### What this task involves
Output the data that follows exactly, line for line.

### Supplied data

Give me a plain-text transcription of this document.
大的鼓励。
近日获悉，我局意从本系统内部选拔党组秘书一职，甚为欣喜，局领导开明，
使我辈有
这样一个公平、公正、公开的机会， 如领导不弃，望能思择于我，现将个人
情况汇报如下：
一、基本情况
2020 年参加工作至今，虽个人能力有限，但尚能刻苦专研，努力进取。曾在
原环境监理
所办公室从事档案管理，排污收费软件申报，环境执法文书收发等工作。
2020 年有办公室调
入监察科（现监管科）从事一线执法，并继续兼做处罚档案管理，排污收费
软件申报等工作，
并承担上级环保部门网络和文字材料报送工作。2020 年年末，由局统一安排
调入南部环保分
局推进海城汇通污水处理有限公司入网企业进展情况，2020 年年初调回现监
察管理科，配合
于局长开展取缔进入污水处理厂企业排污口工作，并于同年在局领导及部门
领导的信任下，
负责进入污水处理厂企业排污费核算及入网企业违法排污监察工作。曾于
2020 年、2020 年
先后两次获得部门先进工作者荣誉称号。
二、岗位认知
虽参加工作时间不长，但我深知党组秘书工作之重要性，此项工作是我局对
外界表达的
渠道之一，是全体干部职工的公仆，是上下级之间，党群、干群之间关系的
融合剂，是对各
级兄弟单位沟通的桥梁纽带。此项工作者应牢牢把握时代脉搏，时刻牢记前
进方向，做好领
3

### Final answer
Give me a plain-text transcription of this document.
大的鼓励。
近日获悉，我局意从本系统内部选拔党组秘书一职，甚为欣喜，局领导开明，
使我辈有
这样一个公平、公正、公开的机会， 如领导不弃，望能思择于我，现将个人
情况汇报如下：
一、基本情况
2020 年参加工作至今，虽个人能力有限，但尚能刻苦专研，努力进取。曾在
原环境监理
所办公室从事档案管理，排污收费软件申报，环境执法文书收发等工作。
2020 年有办公室调
入监察科（现监管科）从事一线执法，并继续兼做处罚档案管理，排污收费
软件申报等工作，
并承担上级环保部门网络和文字材料报送工作。2020 年年末，由局统一安排
调入南部环保分
局推进海城汇通污水处理有限公司入网企业进展情况，2020 年年初调回现监
察管理科，配合
于局长开展取缔进入污水处理厂企业排污口工作，并于同年在局领导及部门
领导的信任下，
负责进入污水处理厂企业排污费核算及入网企业违法排污监察工作。曾于
2020 年、2020 年
先后两次获得部门先进工作者荣誉称号。
二、岗位认知
虽参加工作时间不长，但我深知党组秘书工作之重要性，此项工作是我局对
外界表达的
渠道之一，是全体干部职工的公仆，是上下级之间，党群、干群之间关系的
融合剂，是对各
级兄弟单位沟通的桥梁纽带。此项工作者应牢牢把握时代脉搏，时刻牢记前
进方向，做好领
3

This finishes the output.